EXERCISE REQUIREMENTS:
Compute how many lines in the entries below contain "JSON", and output nothing but the number.

TASK DATA:
--- start ---

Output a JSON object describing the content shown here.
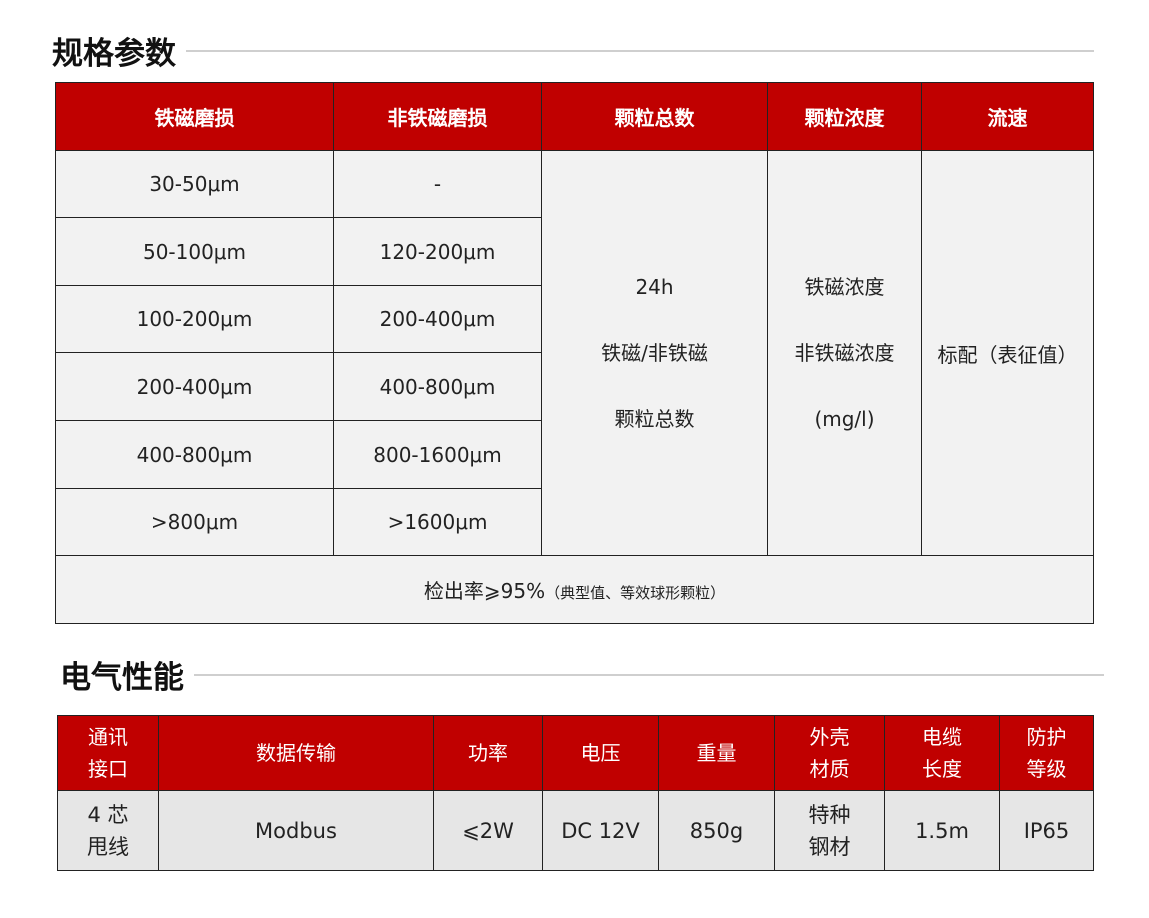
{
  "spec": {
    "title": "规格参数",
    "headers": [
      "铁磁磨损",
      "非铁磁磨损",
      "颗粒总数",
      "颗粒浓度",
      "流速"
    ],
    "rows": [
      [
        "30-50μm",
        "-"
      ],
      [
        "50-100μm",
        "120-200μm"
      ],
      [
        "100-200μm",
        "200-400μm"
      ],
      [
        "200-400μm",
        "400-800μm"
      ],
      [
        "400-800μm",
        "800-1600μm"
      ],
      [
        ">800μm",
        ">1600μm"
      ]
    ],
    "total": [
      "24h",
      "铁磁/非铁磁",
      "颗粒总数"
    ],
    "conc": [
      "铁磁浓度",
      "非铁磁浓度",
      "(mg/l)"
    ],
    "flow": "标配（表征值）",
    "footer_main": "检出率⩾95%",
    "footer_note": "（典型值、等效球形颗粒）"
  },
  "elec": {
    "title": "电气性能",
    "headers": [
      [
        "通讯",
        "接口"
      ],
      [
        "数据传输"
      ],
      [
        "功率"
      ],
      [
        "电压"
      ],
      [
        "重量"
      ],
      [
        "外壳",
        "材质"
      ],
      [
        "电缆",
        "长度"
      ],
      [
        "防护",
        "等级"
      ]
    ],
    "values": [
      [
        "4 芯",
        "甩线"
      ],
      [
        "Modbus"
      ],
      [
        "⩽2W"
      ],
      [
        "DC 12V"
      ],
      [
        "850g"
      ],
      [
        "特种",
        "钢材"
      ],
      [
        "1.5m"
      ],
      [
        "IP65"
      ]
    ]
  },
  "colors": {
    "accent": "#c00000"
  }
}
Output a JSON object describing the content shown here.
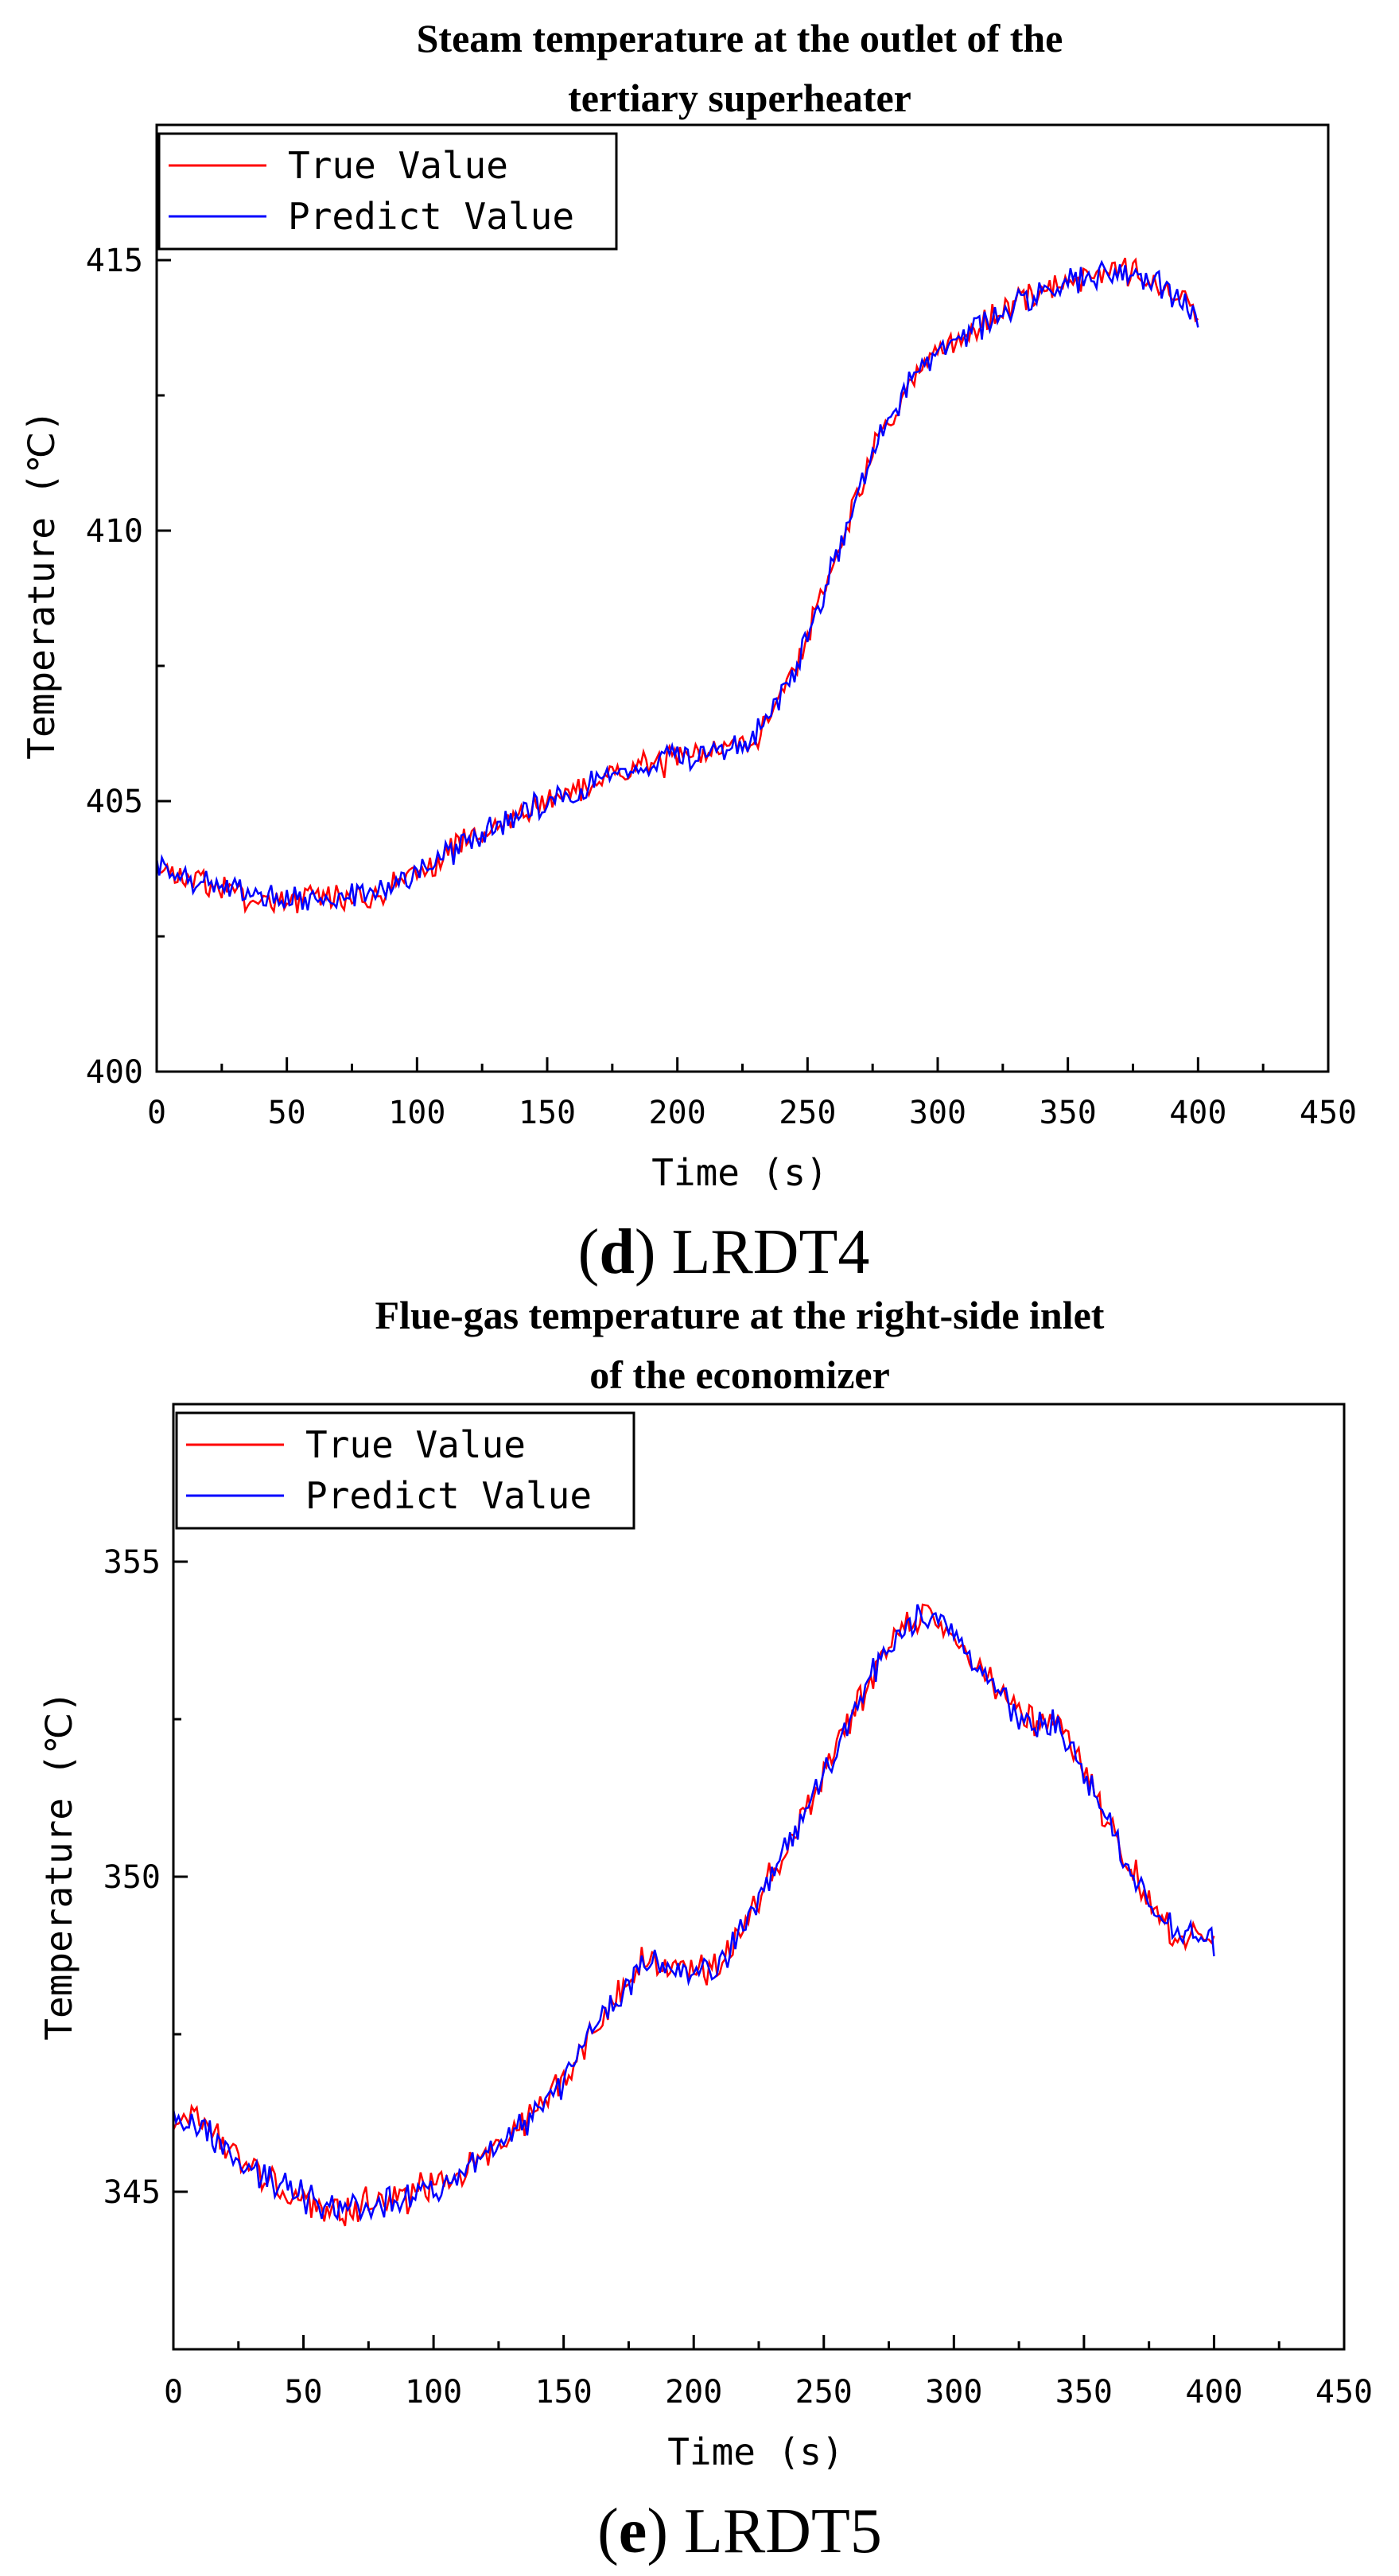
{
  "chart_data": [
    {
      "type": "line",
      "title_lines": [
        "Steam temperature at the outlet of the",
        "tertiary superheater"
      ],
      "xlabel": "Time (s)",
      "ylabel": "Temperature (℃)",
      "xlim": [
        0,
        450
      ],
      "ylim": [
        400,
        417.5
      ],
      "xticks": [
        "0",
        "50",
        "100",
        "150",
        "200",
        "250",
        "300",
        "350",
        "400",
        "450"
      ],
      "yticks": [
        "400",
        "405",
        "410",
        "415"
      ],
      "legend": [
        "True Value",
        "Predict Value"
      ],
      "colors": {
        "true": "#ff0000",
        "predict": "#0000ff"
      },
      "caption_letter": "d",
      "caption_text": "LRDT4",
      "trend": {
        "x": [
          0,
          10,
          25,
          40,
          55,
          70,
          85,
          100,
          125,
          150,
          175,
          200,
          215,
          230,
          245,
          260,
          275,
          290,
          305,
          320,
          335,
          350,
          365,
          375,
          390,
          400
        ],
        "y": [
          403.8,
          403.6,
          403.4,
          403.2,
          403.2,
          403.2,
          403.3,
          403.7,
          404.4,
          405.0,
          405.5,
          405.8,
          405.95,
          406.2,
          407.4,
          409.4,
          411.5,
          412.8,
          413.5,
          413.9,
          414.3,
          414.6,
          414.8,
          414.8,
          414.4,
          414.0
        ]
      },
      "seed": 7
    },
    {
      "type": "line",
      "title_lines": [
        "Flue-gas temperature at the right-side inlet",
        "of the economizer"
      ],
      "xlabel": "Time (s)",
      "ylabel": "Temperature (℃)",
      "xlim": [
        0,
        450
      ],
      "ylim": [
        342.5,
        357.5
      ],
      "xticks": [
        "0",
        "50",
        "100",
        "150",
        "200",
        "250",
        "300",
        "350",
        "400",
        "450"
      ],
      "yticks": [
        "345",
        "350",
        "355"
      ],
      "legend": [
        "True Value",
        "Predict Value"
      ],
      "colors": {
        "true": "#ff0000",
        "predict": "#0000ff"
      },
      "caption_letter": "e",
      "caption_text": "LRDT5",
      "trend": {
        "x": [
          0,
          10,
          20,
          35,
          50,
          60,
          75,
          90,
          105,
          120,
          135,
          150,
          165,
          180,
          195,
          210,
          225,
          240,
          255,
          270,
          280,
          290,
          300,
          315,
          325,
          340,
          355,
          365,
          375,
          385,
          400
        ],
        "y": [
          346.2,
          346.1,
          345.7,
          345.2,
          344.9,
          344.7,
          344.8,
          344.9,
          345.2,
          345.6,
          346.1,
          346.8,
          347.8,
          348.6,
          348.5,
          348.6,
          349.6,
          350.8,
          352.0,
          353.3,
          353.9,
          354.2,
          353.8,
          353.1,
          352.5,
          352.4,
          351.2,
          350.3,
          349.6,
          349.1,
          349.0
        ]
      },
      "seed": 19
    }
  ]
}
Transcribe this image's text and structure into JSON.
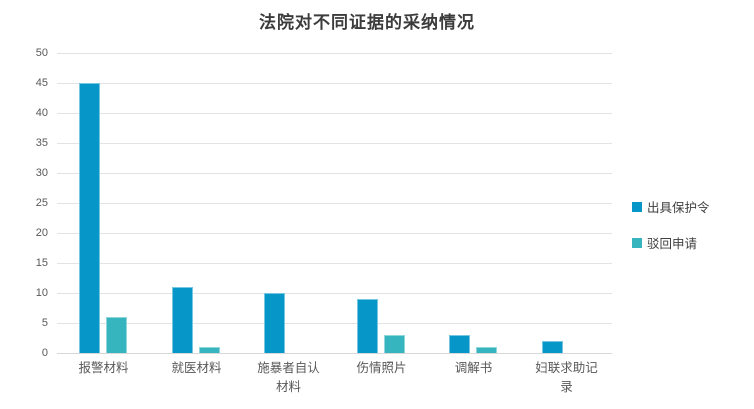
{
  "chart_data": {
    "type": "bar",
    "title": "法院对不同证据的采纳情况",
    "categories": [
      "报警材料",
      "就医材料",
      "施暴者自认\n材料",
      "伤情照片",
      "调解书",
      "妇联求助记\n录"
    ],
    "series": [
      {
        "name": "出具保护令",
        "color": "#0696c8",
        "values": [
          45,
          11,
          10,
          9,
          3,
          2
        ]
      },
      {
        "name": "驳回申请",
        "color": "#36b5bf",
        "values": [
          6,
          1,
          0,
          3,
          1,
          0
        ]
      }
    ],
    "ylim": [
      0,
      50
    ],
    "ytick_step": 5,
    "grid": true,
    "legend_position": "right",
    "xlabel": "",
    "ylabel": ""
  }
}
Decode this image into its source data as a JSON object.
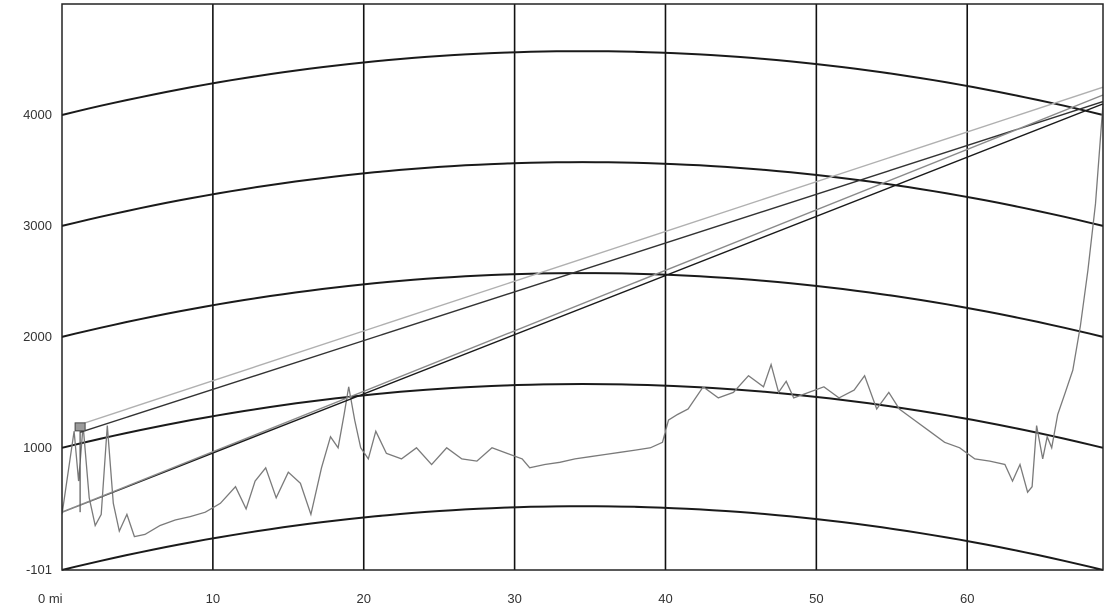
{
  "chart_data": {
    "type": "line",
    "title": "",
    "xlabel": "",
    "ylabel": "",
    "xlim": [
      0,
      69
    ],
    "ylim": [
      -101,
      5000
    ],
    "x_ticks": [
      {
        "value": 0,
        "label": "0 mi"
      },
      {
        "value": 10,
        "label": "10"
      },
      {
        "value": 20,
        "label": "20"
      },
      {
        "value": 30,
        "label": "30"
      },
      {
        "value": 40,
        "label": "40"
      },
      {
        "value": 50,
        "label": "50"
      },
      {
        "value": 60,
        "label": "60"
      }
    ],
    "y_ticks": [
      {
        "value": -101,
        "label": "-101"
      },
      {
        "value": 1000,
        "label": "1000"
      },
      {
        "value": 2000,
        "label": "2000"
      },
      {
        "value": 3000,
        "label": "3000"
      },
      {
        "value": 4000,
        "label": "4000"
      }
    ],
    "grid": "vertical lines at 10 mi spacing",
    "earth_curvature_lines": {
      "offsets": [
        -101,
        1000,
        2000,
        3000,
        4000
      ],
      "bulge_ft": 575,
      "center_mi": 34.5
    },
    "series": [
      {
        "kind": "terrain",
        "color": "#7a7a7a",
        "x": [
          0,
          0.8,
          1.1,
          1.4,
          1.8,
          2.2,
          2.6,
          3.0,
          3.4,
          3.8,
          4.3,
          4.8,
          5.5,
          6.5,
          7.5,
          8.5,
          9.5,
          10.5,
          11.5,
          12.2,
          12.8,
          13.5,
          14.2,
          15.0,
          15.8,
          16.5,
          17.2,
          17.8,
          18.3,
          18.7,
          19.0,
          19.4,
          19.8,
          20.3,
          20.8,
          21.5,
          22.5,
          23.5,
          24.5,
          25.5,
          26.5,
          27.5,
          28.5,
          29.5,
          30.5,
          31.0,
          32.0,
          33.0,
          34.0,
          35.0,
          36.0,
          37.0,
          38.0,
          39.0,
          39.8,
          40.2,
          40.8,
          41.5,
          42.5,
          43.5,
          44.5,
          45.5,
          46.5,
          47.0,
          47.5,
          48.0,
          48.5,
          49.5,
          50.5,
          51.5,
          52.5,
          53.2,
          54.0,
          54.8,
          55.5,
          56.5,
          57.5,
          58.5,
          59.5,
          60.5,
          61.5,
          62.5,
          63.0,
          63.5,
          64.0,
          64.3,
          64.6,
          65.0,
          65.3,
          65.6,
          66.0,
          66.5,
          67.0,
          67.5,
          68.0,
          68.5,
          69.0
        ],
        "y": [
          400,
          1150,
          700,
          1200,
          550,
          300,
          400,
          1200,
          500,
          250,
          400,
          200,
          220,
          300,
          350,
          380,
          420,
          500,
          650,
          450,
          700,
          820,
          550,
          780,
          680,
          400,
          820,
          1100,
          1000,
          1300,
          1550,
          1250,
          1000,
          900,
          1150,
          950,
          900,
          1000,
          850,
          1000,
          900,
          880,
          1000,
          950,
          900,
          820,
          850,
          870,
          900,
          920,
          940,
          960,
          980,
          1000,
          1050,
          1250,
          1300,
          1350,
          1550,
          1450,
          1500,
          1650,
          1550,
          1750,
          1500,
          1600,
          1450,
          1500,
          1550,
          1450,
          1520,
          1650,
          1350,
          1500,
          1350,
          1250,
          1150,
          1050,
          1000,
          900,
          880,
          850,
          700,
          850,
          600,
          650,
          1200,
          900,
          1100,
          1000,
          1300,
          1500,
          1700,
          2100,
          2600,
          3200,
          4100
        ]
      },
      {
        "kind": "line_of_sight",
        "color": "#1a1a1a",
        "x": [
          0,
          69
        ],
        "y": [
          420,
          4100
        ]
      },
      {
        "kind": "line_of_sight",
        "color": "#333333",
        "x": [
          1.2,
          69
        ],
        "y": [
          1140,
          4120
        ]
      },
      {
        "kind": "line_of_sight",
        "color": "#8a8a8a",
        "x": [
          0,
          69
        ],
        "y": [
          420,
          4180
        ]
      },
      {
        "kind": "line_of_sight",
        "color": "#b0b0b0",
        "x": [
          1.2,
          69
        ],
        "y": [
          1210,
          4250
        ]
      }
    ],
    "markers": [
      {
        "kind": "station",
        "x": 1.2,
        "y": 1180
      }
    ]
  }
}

--- end ---

EXERCISE SOLUTION:
4